**Data for processing**
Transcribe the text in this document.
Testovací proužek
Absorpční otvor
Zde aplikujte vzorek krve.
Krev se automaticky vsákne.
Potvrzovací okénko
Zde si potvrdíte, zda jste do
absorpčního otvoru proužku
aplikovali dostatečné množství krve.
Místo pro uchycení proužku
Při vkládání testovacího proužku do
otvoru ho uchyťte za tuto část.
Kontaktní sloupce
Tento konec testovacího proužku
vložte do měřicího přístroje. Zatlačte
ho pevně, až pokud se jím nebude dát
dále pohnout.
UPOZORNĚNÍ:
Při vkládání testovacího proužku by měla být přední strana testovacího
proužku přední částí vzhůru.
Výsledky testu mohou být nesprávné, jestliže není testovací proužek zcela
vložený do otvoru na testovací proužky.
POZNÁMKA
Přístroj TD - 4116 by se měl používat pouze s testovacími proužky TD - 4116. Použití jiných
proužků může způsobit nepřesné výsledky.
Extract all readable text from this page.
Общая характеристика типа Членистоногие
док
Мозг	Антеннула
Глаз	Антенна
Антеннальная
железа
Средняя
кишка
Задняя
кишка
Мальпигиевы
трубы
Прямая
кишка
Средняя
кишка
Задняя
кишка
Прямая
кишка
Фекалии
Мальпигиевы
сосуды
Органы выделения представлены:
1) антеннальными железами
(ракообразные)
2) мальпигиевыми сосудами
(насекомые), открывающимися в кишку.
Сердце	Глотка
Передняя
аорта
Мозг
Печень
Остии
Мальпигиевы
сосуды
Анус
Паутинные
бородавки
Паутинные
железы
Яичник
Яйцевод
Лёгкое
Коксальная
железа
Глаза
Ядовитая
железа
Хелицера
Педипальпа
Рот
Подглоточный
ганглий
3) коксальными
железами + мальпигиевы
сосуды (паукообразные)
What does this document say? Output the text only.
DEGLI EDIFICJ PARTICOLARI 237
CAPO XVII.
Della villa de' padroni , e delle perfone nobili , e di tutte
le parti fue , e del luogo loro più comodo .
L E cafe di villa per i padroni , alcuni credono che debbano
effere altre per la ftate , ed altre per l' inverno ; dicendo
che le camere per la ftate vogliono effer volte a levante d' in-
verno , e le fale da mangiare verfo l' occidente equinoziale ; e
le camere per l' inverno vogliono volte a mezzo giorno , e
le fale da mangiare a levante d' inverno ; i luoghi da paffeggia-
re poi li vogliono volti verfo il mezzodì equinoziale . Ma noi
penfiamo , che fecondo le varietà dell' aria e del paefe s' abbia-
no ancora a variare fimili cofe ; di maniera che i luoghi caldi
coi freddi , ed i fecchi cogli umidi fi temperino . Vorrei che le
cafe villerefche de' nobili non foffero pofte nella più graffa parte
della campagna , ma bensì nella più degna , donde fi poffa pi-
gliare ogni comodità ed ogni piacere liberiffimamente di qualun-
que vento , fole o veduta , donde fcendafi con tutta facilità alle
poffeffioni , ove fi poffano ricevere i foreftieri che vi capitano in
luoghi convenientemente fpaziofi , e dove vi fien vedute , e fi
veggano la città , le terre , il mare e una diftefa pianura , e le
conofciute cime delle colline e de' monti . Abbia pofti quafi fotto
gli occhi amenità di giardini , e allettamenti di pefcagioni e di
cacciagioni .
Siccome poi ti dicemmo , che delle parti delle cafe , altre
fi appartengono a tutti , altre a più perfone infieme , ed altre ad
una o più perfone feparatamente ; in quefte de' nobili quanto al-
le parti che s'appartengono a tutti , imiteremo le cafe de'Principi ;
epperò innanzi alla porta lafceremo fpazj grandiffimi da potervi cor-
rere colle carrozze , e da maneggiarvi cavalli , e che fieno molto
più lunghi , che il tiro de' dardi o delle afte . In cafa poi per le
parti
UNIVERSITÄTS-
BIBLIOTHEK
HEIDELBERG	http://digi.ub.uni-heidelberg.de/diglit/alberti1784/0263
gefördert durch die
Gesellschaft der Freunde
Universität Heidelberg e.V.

**Required work**
Repeat each record in full; every line must match exactly.

**Output for this exercise**
Transcribe the text in this document.
Testovací proužek
Absorpční otvor
Zde aplikujte vzorek krve.
Krev se automaticky vsákne.
Potvrzovací okénko
Zde si potvrdíte, zda jste do
absorpčního otvoru proužku
aplikovali dostatečné množství krve.
Místo pro uchycení proužku
Při vkládání testovacího proužku do
otvoru ho uchyťte za tuto část.
Kontaktní sloupce
Tento konec testovacího proužku
vložte do měřicího přístroje. Zatlačte
ho pevně, až pokud se jím nebude dát
dále pohnout.
UPOZORNĚNÍ:
Při vkládání testovacího proužku by měla být přední strana testovacího
proužku přední částí vzhůru.
Výsledky testu mohou být nesprávné, jestliže není testovací proužek zcela
vložený do otvoru na testovací proužky.
POZNÁMKA
Přístroj TD - 4116 by se měl používat pouze s testovacími proužky TD - 4116. Použití jiných
proužků může způsobit nepřesné výsledky.
Extract all readable text from this page.
Общая характеристика типа Членистоногие
док
Мозг	Антеннула
Глаз	Антенна
Антеннальная
железа
Средняя
кишка
Задняя
кишка
Мальпигиевы
трубы
Прямая
кишка
Средняя
кишка
Задняя
кишка
Прямая
кишка
Фекалии
Мальпигиевы
сосуды
Органы выделения представлены:
1) антеннальными железами
(ракообразные)
2) мальпигиевыми сосудами
(насекомые), открывающимися в кишку.
Сердце	Глотка
Передняя
аорта
Мозг
Печень
Остии
Мальпигиевы
сосуды
Анус
Паутинные
бородавки
Паутинные
железы
Яичник
Яйцевод
Лёгкое
Коксальная
железа
Глаза
Ядовитая
железа
Хелицера
Педипальпа
Рот
Подглоточный
ганглий
3) коксальными
железами + мальпигиевы
сосуды (паукообразные)
What does this document say? Output the text only.
DEGLI EDIFICJ PARTICOLARI 237
CAPO XVII.
Della villa de' padroni , e delle perfone nobili , e di tutte
le parti fue , e del luogo loro più comodo .
L E cafe di villa per i padroni , alcuni credono che debbano
effere altre per la ftate , ed altre per l' inverno ; dicendo
che le camere per la ftate vogliono effer volte a levante d' in-
verno , e le fale da mangiare verfo l' occidente equinoziale ; e
le camere per l' inverno vogliono volte a mezzo giorno , e
le fale da mangiare a levante d' inverno ; i luoghi da paffeggia-
re poi li vogliono volti verfo il mezzodì equinoziale . Ma noi
penfiamo , che fecondo le varietà dell' aria e del paefe s' abbia-
no ancora a variare fimili cofe ; di maniera che i luoghi caldi
coi freddi , ed i fecchi cogli umidi fi temperino . Vorrei che le
cafe villerefche de' nobili non foffero pofte nella più graffa parte
della campagna , ma bensì nella più degna , donde fi poffa pi-
gliare ogni comodità ed ogni piacere liberiffimamente di qualun-
que vento , fole o veduta , donde fcendafi con tutta facilità alle
poffeffioni , ove fi poffano ricevere i foreftieri che vi capitano in
luoghi convenientemente fpaziofi , e dove vi fien vedute , e fi
veggano la città , le terre , il mare e una diftefa pianura , e le
conofciute cime delle colline e de' monti . Abbia pofti quafi fotto
gli occhi amenità di giardini , e allettamenti di pefcagioni e di
cacciagioni .
Siccome poi ti dicemmo , che delle parti delle cafe , altre
fi appartengono a tutti , altre a più perfone infieme , ed altre ad
una o più perfone feparatamente ; in quefte de' nobili quanto al-
le parti che s'appartengono a tutti , imiteremo le cafe de'Principi ;
epperò innanzi alla porta lafceremo fpazj grandiffimi da potervi cor-
rere colle carrozze , e da maneggiarvi cavalli , e che fieno molto
più lunghi , che il tiro de' dardi o delle afte . In cafa poi per le
parti
UNIVERSITÄTS-
BIBLIOTHEK
HEIDELBERG	http://digi.ub.uni-heidelberg.de/diglit/alberti1784/0263
gefördert durch die
Gesellschaft der Freunde
Universität Heidelberg e.V.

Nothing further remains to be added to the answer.